What the task requires:
Copy out the listing in full, exactly as written, but not its pictures.

☆ ☆ ☆

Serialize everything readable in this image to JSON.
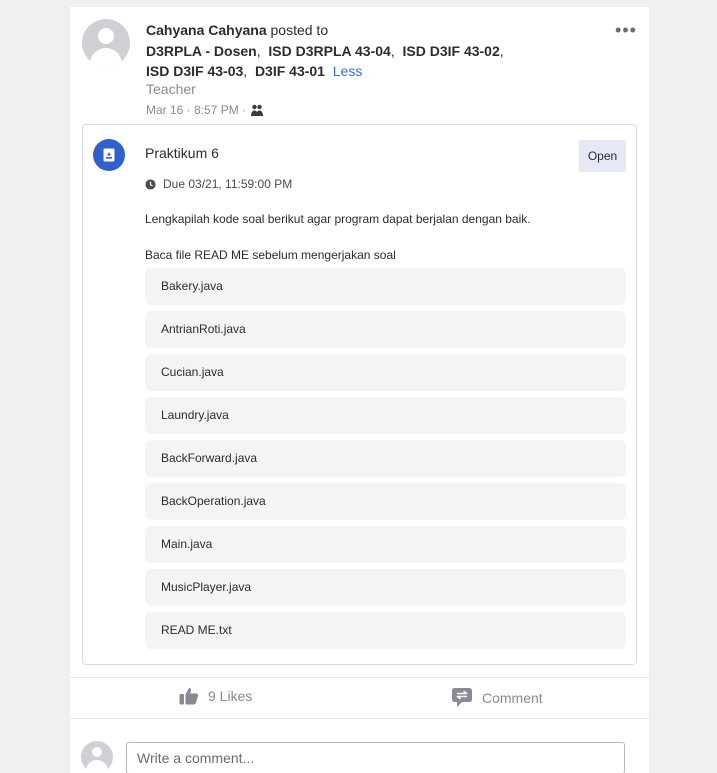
{
  "post": {
    "author": "Cahyana Cahyana",
    "posted_to_text": "posted to",
    "groups": [
      "D3RPLA - Dosen",
      "ISD D3RPLA 43-04",
      "ISD D3IF 43-02",
      "ISD D3IF 43-03",
      "D3IF 43-01"
    ],
    "less_label": "Less",
    "role": "Teacher",
    "date": "Mar 16 · 8:57 PM ·",
    "more_icon": "more-horizontal-icon"
  },
  "assignment": {
    "title": "Praktikum 6",
    "open_label": "Open",
    "due": "Due 03/21, 11:59:00 PM",
    "description_1": "Lengkapilah kode soal berikut agar program dapat berjalan dengan baik.",
    "description_2": "Baca file READ ME sebelum mengerjakan soal",
    "files": [
      "Bakery.java",
      "AntrianRoti.java",
      "Cucian.java",
      "Laundry.java",
      "BackForward.java",
      "BackOperation.java",
      "Main.java",
      "MusicPlayer.java",
      "READ ME.txt"
    ]
  },
  "actions": {
    "likes_label": "9 Likes",
    "comment_label": "Comment"
  },
  "comment_box": {
    "placeholder": "Write a comment..."
  },
  "colors": {
    "accent": "#3060d0",
    "link": "#3d6dd6",
    "open_button_bg": "#e6e8f6",
    "file_bg": "#f4f4f5"
  }
}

☆ ☆ ☆

Answer to the problem:
Serialize everything readable in this image to JSON.
{
  "post": {
    "author": "Cahyana Cahyana",
    "posted_to_text": "posted to",
    "groups": [
      "D3RPLA - Dosen",
      "ISD D3RPLA 43-04",
      "ISD D3IF 43-02",
      "ISD D3IF 43-03",
      "D3IF 43-01"
    ],
    "less_label": "Less",
    "role": "Teacher",
    "date": "Mar 16 · 8:57 PM ·",
    "more_icon": "more-horizontal-icon"
  },
  "assignment": {
    "title": "Praktikum 6",
    "open_label": "Open",
    "due": "Due 03/21, 11:59:00 PM",
    "description_1": "Lengkapilah kode soal berikut agar program dapat berjalan dengan baik.",
    "description_2": "Baca file READ ME sebelum mengerjakan soal",
    "files": [
      "Bakery.java",
      "AntrianRoti.java",
      "Cucian.java",
      "Laundry.java",
      "BackForward.java",
      "BackOperation.java",
      "Main.java",
      "MusicPlayer.java",
      "READ ME.txt"
    ]
  },
  "actions": {
    "likes_label": "9 Likes",
    "comment_label": "Comment"
  },
  "comment_box": {
    "placeholder": "Write a comment..."
  },
  "colors": {
    "accent": "#3060d0",
    "link": "#3d6dd6",
    "open_button_bg": "#e6e8f6",
    "file_bg": "#f4f4f5"
  }
}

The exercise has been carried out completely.